Supplied records:

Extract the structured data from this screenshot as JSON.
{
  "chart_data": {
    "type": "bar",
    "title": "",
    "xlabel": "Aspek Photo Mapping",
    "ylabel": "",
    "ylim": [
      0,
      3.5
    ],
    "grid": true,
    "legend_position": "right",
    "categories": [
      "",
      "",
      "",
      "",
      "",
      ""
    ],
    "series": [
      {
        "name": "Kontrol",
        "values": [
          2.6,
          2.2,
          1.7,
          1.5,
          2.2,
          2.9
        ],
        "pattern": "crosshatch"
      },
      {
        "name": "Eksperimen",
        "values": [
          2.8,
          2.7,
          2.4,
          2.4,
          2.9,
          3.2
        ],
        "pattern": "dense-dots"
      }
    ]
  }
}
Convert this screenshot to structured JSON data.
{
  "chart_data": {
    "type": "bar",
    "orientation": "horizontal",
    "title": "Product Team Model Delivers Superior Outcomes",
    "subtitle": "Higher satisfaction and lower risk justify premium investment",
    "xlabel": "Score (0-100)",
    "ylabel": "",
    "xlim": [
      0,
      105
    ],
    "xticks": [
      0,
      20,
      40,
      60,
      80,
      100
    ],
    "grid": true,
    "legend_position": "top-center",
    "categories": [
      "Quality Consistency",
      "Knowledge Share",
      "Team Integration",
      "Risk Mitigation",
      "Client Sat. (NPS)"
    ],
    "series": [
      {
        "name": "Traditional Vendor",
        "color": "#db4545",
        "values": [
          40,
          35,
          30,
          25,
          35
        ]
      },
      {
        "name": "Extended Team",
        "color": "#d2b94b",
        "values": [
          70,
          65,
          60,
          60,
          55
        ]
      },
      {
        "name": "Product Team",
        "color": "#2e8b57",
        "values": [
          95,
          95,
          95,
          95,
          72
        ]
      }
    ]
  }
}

Short problem: Each line of the material above must be retyped precisely.

Result of the task:
Extract the structured data from this screenshot as JSON.
{
  "chart_data": {
    "type": "bar",
    "title": "",
    "xlabel": "Aspek Photo Mapping",
    "ylabel": "",
    "ylim": [
      0,
      3.5
    ],
    "grid": true,
    "legend_position": "right",
    "categories": [
      "",
      "",
      "",
      "",
      "",
      ""
    ],
    "series": [
      {
        "name": "Kontrol",
        "values": [
          2.6,
          2.2,
          1.7,
          1.5,
          2.2,
          2.9
        ],
        "pattern": "crosshatch"
      },
      {
        "name": "Eksperimen",
        "values": [
          2.8,
          2.7,
          2.4,
          2.4,
          2.9,
          3.2
        ],
        "pattern": "dense-dots"
      }
    ]
  }
}
Convert this screenshot to structured JSON data.
{
  "chart_data": {
    "type": "bar",
    "orientation": "horizontal",
    "title": "Product Team Model Delivers Superior Outcomes",
    "subtitle": "Higher satisfaction and lower risk justify premium investment",
    "xlabel": "Score (0-100)",
    "ylabel": "",
    "xlim": [
      0,
      105
    ],
    "xticks": [
      0,
      20,
      40,
      60,
      80,
      100
    ],
    "grid": true,
    "legend_position": "top-center",
    "categories": [
      "Quality Consistency",
      "Knowledge Share",
      "Team Integration",
      "Risk Mitigation",
      "Client Sat. (NPS)"
    ],
    "series": [
      {
        "name": "Traditional Vendor",
        "color": "#db4545",
        "values": [
          40,
          35,
          30,
          25,
          35
        ]
      },
      {
        "name": "Extended Team",
        "color": "#d2b94b",
        "values": [
          70,
          65,
          60,
          60,
          55
        ]
      },
      {
        "name": "Product Team",
        "color": "#2e8b57",
        "values": [
          95,
          95,
          95,
          95,
          72
        ]
      }
    ]
  }
}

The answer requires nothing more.